→ Given request
Copy all lines that contain the word "Dimension".

→ Dataset records
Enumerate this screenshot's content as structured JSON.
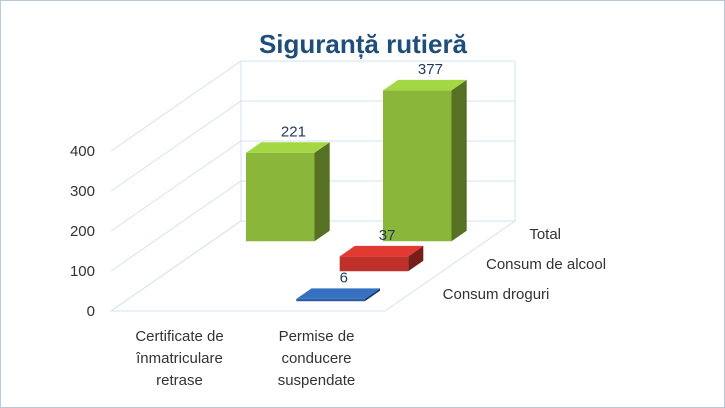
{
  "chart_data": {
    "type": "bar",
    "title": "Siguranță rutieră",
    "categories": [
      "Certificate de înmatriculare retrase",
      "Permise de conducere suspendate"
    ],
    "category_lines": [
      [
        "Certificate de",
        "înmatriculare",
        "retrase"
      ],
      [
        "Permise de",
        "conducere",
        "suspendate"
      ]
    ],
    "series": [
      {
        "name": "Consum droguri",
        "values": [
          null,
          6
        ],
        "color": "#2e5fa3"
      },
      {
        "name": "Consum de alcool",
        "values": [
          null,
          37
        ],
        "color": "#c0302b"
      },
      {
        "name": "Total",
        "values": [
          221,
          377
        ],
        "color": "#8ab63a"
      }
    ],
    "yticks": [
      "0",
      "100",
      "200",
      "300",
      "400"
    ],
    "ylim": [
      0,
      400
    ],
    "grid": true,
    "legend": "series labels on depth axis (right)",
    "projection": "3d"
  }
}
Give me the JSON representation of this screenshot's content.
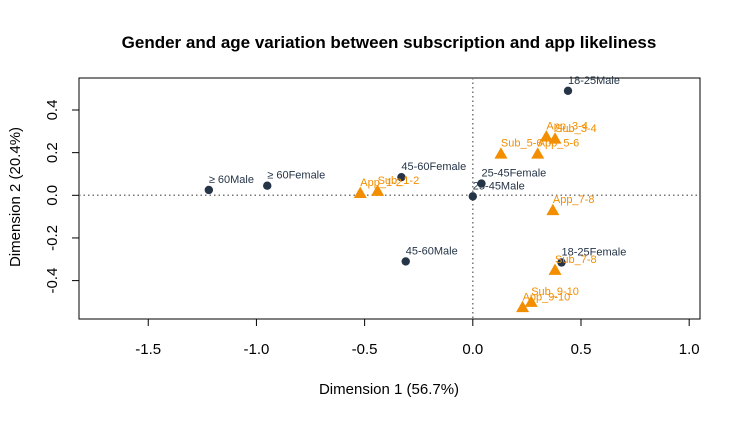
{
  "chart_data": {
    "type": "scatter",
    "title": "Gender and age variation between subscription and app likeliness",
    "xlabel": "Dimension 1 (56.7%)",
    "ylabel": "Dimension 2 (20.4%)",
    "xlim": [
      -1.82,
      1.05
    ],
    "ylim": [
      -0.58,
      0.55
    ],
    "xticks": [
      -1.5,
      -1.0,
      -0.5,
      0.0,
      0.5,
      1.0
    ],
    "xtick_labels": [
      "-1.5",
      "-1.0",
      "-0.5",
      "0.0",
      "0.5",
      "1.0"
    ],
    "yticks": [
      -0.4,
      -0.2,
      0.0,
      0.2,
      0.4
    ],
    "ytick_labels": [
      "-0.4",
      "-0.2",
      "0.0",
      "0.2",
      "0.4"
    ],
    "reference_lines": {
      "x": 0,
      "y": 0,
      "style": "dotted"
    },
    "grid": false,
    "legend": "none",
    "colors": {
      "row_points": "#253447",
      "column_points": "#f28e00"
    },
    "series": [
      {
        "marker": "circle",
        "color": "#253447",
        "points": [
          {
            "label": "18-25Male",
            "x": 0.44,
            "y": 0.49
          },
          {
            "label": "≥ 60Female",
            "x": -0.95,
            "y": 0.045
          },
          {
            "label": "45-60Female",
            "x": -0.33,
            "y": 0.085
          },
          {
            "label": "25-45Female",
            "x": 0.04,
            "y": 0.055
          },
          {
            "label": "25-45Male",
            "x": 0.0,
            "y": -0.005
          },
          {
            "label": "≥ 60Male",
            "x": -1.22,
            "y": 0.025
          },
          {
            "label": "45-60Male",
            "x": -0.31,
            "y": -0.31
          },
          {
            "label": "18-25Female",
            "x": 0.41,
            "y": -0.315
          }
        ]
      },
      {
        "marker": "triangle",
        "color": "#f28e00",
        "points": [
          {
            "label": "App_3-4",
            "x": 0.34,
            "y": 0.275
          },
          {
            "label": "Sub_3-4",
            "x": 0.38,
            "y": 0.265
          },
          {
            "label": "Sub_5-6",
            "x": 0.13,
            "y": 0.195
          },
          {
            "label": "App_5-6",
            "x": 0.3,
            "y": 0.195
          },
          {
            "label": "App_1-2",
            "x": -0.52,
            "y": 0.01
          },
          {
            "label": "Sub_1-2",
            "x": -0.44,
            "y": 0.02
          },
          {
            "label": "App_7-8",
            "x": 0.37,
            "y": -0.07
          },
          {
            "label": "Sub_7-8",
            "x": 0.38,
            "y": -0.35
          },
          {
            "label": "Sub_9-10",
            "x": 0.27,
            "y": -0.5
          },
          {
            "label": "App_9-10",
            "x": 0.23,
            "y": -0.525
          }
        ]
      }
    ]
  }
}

→ Correct answer
    "xlabel": "Dimension 1 (56.7%)",
    "ylabel": "Dimension 2 (20.4%)",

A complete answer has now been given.